Your instructions: Leave out the pictures and repeat exactly the lines from the one containing "What's the underlying" through the final line of the listing below.

Entries provided:
>>>

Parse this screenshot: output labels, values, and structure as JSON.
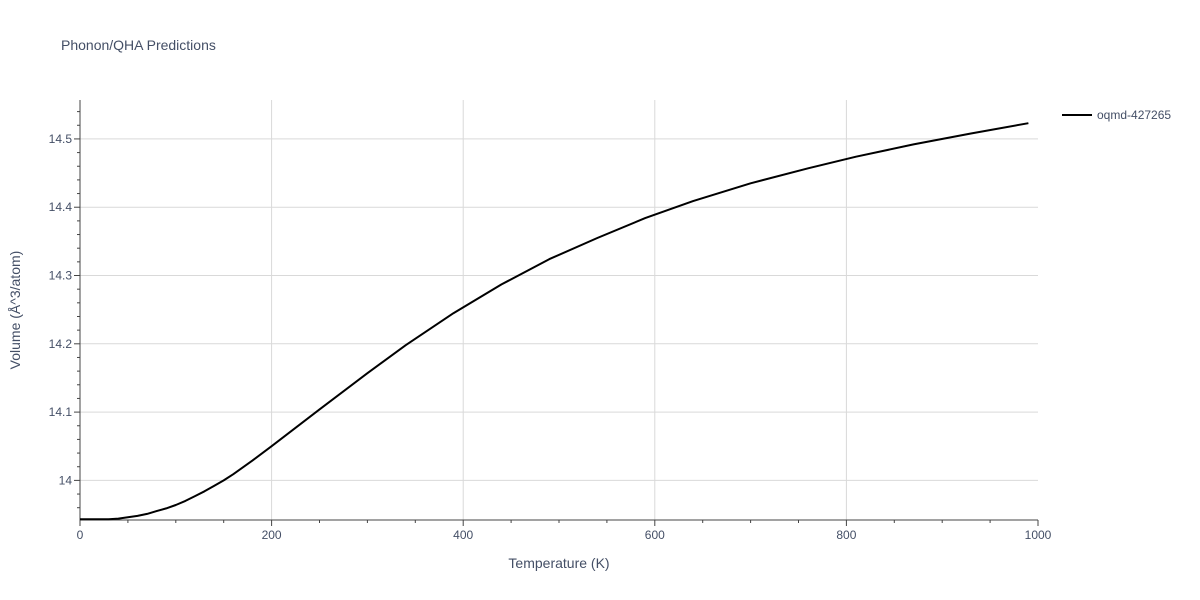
{
  "chart_data": {
    "type": "line",
    "title": "Phonon/QHA Predictions",
    "xlabel": "Temperature (K)",
    "ylabel": "Volume (Å^3/atom)",
    "xlim": [
      0,
      1000
    ],
    "ylim": [
      13.942,
      14.557
    ],
    "xticks": [
      0,
      200,
      400,
      600,
      800,
      1000
    ],
    "xtick_labels": [
      "0",
      "200",
      "400",
      "600",
      "800",
      "1000"
    ],
    "yticks": [
      14.0,
      14.1,
      14.2,
      14.3,
      14.4,
      14.5
    ],
    "ytick_labels": [
      "14",
      "14.1",
      "14.2",
      "14.3",
      "14.4",
      "14.5"
    ],
    "grid": true,
    "legend_position": "top-right",
    "series": [
      {
        "name": "oqmd-427265",
        "color": "#000000",
        "x": [
          0,
          10,
          30,
          40,
          50,
          60,
          70,
          80,
          90,
          100,
          110,
          120,
          130,
          140,
          150,
          160,
          180,
          200,
          250,
          300,
          340,
          390,
          440,
          490,
          540,
          590,
          640,
          700,
          760,
          810,
          870,
          930,
          990
        ],
        "y": [
          13.943,
          13.943,
          13.943,
          13.944,
          13.946,
          13.948,
          13.951,
          13.955,
          13.959,
          13.964,
          13.97,
          13.977,
          13.984,
          13.992,
          14.0,
          14.009,
          14.029,
          14.05,
          14.104,
          14.157,
          14.198,
          14.245,
          14.287,
          14.324,
          14.355,
          14.384,
          14.409,
          14.435,
          14.457,
          14.474,
          14.492,
          14.508,
          14.523
        ]
      }
    ]
  }
}
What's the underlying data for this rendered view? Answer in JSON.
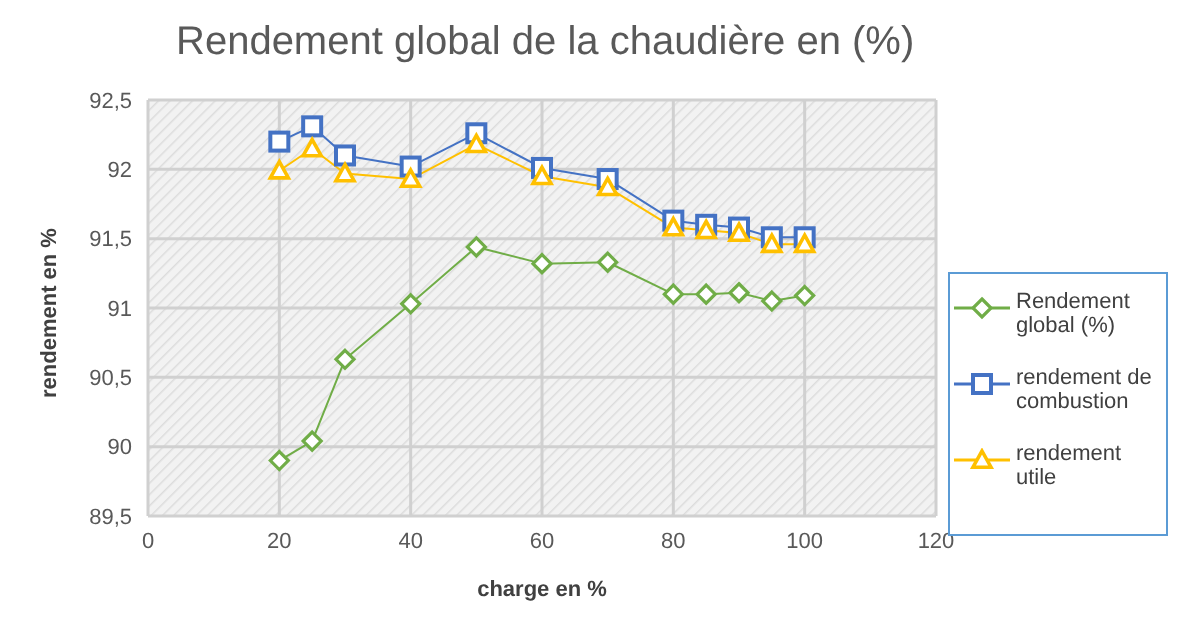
{
  "chart_data": {
    "type": "line",
    "title": "Rendement global de la chaudière en  (%)",
    "xlabel": "charge en %",
    "ylabel": "rendement en %",
    "x": [
      20,
      25,
      30,
      40,
      50,
      60,
      70,
      80,
      85,
      90,
      95,
      100
    ],
    "series": [
      {
        "name": "Rendement global (%)",
        "color": "#70ad47",
        "marker": "diamond",
        "values": [
          89.9,
          90.04,
          90.63,
          91.03,
          91.44,
          91.32,
          91.33,
          91.1,
          91.1,
          91.11,
          91.05,
          91.09
        ]
      },
      {
        "name": "rendement de combustion",
        "color": "#4472c4",
        "marker": "square",
        "values": [
          92.2,
          92.31,
          92.1,
          92.02,
          92.26,
          92.01,
          91.93,
          91.63,
          91.6,
          91.58,
          91.51,
          91.51
        ]
      },
      {
        "name": "rendement utile",
        "color": "#ffc000",
        "marker": "triangle",
        "values": [
          91.99,
          92.15,
          91.97,
          91.93,
          92.18,
          91.95,
          91.87,
          91.58,
          91.56,
          91.54,
          91.46,
          91.46
        ]
      }
    ],
    "xlim": [
      0,
      120
    ],
    "xticks": [
      0,
      20,
      40,
      60,
      80,
      100,
      120
    ],
    "ylim": [
      89.5,
      92.5
    ],
    "yticks": [
      {
        "value": 89.5,
        "label": "89,5"
      },
      90,
      {
        "value": 90.5,
        "label": "90,5"
      },
      91,
      {
        "value": 91.5,
        "label": "91,5"
      },
      92,
      {
        "value": 92.5,
        "label": "92,5"
      }
    ],
    "grid": true,
    "legend": "right"
  }
}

<<<

Full solution:
What's the underlying data for this rendered view? Answer in JSON.
{
  "chart_data": {
    "type": "line",
    "title": "Rendement global de la chaudière en  (%)",
    "xlabel": "charge en %",
    "ylabel": "rendement en %",
    "x": [
      20,
      25,
      30,
      40,
      50,
      60,
      70,
      80,
      85,
      90,
      95,
      100
    ],
    "series": [
      {
        "name": "Rendement global (%)",
        "color": "#70ad47",
        "marker": "diamond",
        "values": [
          89.9,
          90.04,
          90.63,
          91.03,
          91.44,
          91.32,
          91.33,
          91.1,
          91.1,
          91.11,
          91.05,
          91.09
        ]
      },
      {
        "name": "rendement de combustion",
        "color": "#4472c4",
        "marker": "square",
        "values": [
          92.2,
          92.31,
          92.1,
          92.02,
          92.26,
          92.01,
          91.93,
          91.63,
          91.6,
          91.58,
          91.51,
          91.51
        ]
      },
      {
        "name": "rendement utile",
        "color": "#ffc000",
        "marker": "triangle",
        "values": [
          91.99,
          92.15,
          91.97,
          91.93,
          92.18,
          91.95,
          91.87,
          91.58,
          91.56,
          91.54,
          91.46,
          91.46
        ]
      }
    ],
    "xlim": [
      0,
      120
    ],
    "xticks": [
      0,
      20,
      40,
      60,
      80,
      100,
      120
    ],
    "ylim": [
      89.5,
      92.5
    ],
    "yticks": [
      {
        "value": 89.5,
        "label": "89,5"
      },
      90,
      {
        "value": 90.5,
        "label": "90,5"
      },
      91,
      {
        "value": 91.5,
        "label": "91,5"
      },
      92,
      {
        "value": 92.5,
        "label": "92,5"
      }
    ],
    "grid": true,
    "legend": "right"
  }
}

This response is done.